▶ Stated goal: Transcribe the material below exactly as it appears.

***** Records to process *****

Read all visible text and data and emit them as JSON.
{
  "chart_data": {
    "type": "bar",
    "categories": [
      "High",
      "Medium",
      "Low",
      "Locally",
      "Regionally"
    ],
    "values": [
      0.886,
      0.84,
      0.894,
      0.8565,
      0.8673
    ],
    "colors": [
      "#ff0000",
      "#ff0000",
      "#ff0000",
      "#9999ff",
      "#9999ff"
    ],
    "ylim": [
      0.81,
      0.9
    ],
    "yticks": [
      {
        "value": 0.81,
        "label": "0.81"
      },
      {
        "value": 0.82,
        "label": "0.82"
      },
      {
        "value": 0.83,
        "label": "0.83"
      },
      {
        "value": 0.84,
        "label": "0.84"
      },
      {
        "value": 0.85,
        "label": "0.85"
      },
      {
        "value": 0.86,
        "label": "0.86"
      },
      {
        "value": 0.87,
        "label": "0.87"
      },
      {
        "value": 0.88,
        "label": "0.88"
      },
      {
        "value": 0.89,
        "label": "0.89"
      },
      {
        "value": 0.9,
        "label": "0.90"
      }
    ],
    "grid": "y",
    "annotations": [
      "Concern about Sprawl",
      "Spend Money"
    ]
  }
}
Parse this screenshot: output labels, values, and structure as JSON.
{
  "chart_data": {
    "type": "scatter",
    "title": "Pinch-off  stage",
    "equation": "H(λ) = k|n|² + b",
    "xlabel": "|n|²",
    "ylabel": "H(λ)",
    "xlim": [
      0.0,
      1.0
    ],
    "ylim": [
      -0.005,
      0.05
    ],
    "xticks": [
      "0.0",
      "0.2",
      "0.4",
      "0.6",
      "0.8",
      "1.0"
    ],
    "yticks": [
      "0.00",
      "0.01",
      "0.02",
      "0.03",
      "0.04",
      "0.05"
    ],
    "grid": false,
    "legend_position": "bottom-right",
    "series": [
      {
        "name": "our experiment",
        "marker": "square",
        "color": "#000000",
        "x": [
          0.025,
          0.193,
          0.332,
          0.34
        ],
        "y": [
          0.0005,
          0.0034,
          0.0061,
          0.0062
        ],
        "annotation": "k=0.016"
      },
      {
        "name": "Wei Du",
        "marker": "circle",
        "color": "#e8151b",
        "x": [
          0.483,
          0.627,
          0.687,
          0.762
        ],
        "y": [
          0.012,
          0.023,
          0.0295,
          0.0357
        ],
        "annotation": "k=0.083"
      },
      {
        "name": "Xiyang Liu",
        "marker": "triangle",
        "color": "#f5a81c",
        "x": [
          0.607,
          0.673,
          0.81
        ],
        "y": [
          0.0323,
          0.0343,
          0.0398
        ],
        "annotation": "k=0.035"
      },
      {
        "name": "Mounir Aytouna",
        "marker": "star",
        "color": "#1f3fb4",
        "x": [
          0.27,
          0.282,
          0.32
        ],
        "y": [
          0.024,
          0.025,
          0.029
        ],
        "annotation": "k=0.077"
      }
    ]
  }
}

*****

▶ Answer to this exercise:
Read all visible text and data and emit them as JSON.
{
  "chart_data": {
    "type": "bar",
    "categories": [
      "High",
      "Medium",
      "Low",
      "Locally",
      "Regionally"
    ],
    "values": [
      0.886,
      0.84,
      0.894,
      0.8565,
      0.8673
    ],
    "colors": [
      "#ff0000",
      "#ff0000",
      "#ff0000",
      "#9999ff",
      "#9999ff"
    ],
    "ylim": [
      0.81,
      0.9
    ],
    "yticks": [
      {
        "value": 0.81,
        "label": "0.81"
      },
      {
        "value": 0.82,
        "label": "0.82"
      },
      {
        "value": 0.83,
        "label": "0.83"
      },
      {
        "value": 0.84,
        "label": "0.84"
      },
      {
        "value": 0.85,
        "label": "0.85"
      },
      {
        "value": 0.86,
        "label": "0.86"
      },
      {
        "value": 0.87,
        "label": "0.87"
      },
      {
        "value": 0.88,
        "label": "0.88"
      },
      {
        "value": 0.89,
        "label": "0.89"
      },
      {
        "value": 0.9,
        "label": "0.90"
      }
    ],
    "grid": "y",
    "annotations": [
      "Concern about Sprawl",
      "Spend Money"
    ]
  }
}
Parse this screenshot: output labels, values, and structure as JSON.
{
  "chart_data": {
    "type": "scatter",
    "title": "Pinch-off  stage",
    "equation": "H(λ) = k|n|² + b",
    "xlabel": "|n|²",
    "ylabel": "H(λ)",
    "xlim": [
      0.0,
      1.0
    ],
    "ylim": [
      -0.005,
      0.05
    ],
    "xticks": [
      "0.0",
      "0.2",
      "0.4",
      "0.6",
      "0.8",
      "1.0"
    ],
    "yticks": [
      "0.00",
      "0.01",
      "0.02",
      "0.03",
      "0.04",
      "0.05"
    ],
    "grid": false,
    "legend_position": "bottom-right",
    "series": [
      {
        "name": "our experiment",
        "marker": "square",
        "color": "#000000",
        "x": [
          0.025,
          0.193,
          0.332,
          0.34
        ],
        "y": [
          0.0005,
          0.0034,
          0.0061,
          0.0062
        ],
        "annotation": "k=0.016"
      },
      {
        "name": "Wei Du",
        "marker": "circle",
        "color": "#e8151b",
        "x": [
          0.483,
          0.627,
          0.687,
          0.762
        ],
        "y": [
          0.012,
          0.023,
          0.0295,
          0.0357
        ],
        "annotation": "k=0.083"
      },
      {
        "name": "Xiyang Liu",
        "marker": "triangle",
        "color": "#f5a81c",
        "x": [
          0.607,
          0.673,
          0.81
        ],
        "y": [
          0.0323,
          0.0343,
          0.0398
        ],
        "annotation": "k=0.035"
      },
      {
        "name": "Mounir Aytouna",
        "marker": "star",
        "color": "#1f3fb4",
        "x": [
          0.27,
          0.282,
          0.32
        ],
        "y": [
          0.024,
          0.025,
          0.029
        ],
        "annotation": "k=0.077"
      }
    ]
  }
}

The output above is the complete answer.